----- MATERIAL PROVIDED

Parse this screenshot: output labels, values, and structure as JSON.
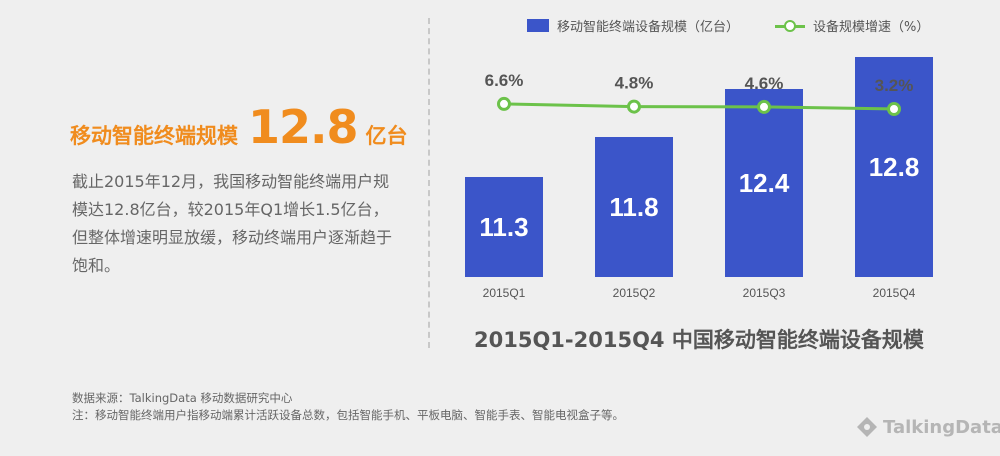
{
  "headline": {
    "label": "移动智能终端规模",
    "value": "12.8",
    "unit": "亿台"
  },
  "description": "截止2015年12月，我国移动智能终端用户规模达12.8亿台，较2015年Q1增长1.5亿台，但整体增速明显放缓，移动终端用户逐渐趋于饱和。",
  "legend": {
    "bar": "移动智能终端设备规模（亿台）",
    "line": "设备规模增速（%）"
  },
  "notes": {
    "source": "数据来源：TalkingData 移动数据研究中心",
    "note": "注：移动智能终端用户指移动端累计活跃设备总数，包括智能手机、平板电脑、智能手表、智能电视盒子等。"
  },
  "brand": "TalkingData",
  "colors": {
    "bar": "#3b55c9",
    "line": "#6cc24a",
    "accent": "#f08c1e"
  },
  "chart_data": {
    "type": "bar",
    "title": "2015Q1-2015Q4 中国移动智能终端设备规模",
    "categories": [
      "2015Q1",
      "2015Q2",
      "2015Q3",
      "2015Q4"
    ],
    "series": [
      {
        "name": "移动智能终端设备规模（亿台）",
        "type": "bar",
        "values": [
          11.3,
          11.8,
          12.4,
          12.8
        ],
        "labels": [
          "11.3",
          "11.8",
          "12.4",
          "12.8"
        ]
      },
      {
        "name": "设备规模增速（%）",
        "type": "line",
        "values": [
          6.6,
          4.8,
          4.6,
          3.2
        ],
        "labels": [
          "6.6%",
          "4.8%",
          "4.6%",
          "3.2%"
        ]
      }
    ],
    "legend": "top",
    "grid": false
  }
}
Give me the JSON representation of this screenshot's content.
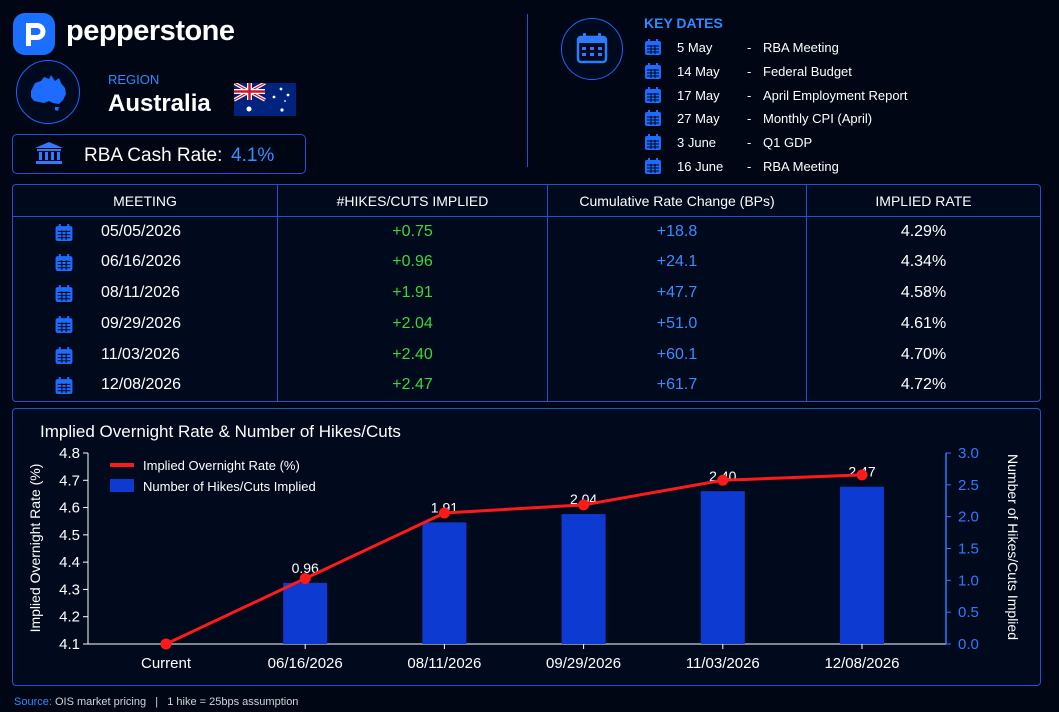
{
  "header": {
    "brand": "pepperstone",
    "region_label": "REGION",
    "country": "Australia",
    "rate_label": "RBA Cash Rate:",
    "rate_value": "4.1%"
  },
  "key_dates": {
    "title": "KEY DATES",
    "items": [
      {
        "date": "5 May",
        "event": "RBA Meeting"
      },
      {
        "date": "14 May",
        "event": "Federal Budget"
      },
      {
        "date": "17 May",
        "event": "April Employment Report"
      },
      {
        "date": "27 May",
        "event": "Monthly CPI (April)"
      },
      {
        "date": "3 June",
        "event": "Q1 GDP"
      },
      {
        "date": "16 June",
        "event": "RBA Meeting"
      }
    ]
  },
  "table": {
    "headers": [
      "MEETING",
      "#HIKES/CUTS IMPLIED",
      "Cumulative Rate Change (BPs)",
      "IMPLIED RATE"
    ],
    "rows": [
      {
        "meeting": "05/05/2026",
        "hikes": "+0.75",
        "cum": "+18.8",
        "rate": "4.29%"
      },
      {
        "meeting": "06/16/2026",
        "hikes": "+0.96",
        "cum": "+24.1",
        "rate": "4.34%"
      },
      {
        "meeting": "08/11/2026",
        "hikes": "+1.91",
        "cum": "+47.7",
        "rate": "4.58%"
      },
      {
        "meeting": "09/29/2026",
        "hikes": "+2.04",
        "cum": "+51.0",
        "rate": "4.61%"
      },
      {
        "meeting": "11/03/2026",
        "hikes": "+2.40",
        "cum": "+60.1",
        "rate": "4.70%"
      },
      {
        "meeting": "12/08/2026",
        "hikes": "+2.47",
        "cum": "+61.7",
        "rate": "4.72%"
      }
    ]
  },
  "chart_data": {
    "type": "bar",
    "title": "Implied Overnight Rate & Number of Hikes/Cuts",
    "categories": [
      "Current",
      "06/16/2026",
      "08/11/2026",
      "09/29/2026",
      "11/03/2026",
      "12/08/2026"
    ],
    "series": [
      {
        "name": "Implied Overnight Rate (%)",
        "type": "line",
        "axis": "left",
        "values": [
          4.1,
          4.34,
          4.58,
          4.61,
          4.7,
          4.72
        ]
      },
      {
        "name": "Number of Hikes/Cuts Implied",
        "type": "bar",
        "axis": "right",
        "values": [
          null,
          0.96,
          1.91,
          2.04,
          2.4,
          2.47
        ]
      }
    ],
    "bar_labels": [
      "",
      "0.96",
      "1.91",
      "2.04",
      "2.40",
      "2.47"
    ],
    "ylabel": "Implied Overnight Rate (%)",
    "y2label": "Number of Hikes/Cuts Implied",
    "ylim": [
      4.1,
      4.8
    ],
    "y2lim": [
      0.0,
      3.0
    ],
    "yticks": [
      "4.1",
      "4.2",
      "4.3",
      "4.4",
      "4.5",
      "4.6",
      "4.7",
      "4.8"
    ],
    "y2ticks": [
      "0.0",
      "0.5",
      "1.0",
      "1.5",
      "2.0",
      "2.5",
      "3.0"
    ],
    "legend": "top-left",
    "grid": false,
    "colors": {
      "line": "#ff1a1a",
      "bar": "#0d3bd1",
      "right_axis": "#2f7bff"
    }
  },
  "footer": {
    "source_label": "Source:",
    "source_text": "OIS market pricing   |   1 hike = 25bps assumption"
  }
}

----------

Extract each line holding the word "this" from the records.

Parse this screenshot: output labels, values, and structure as JSON.
Give me the JSON representation of this screenshot's content.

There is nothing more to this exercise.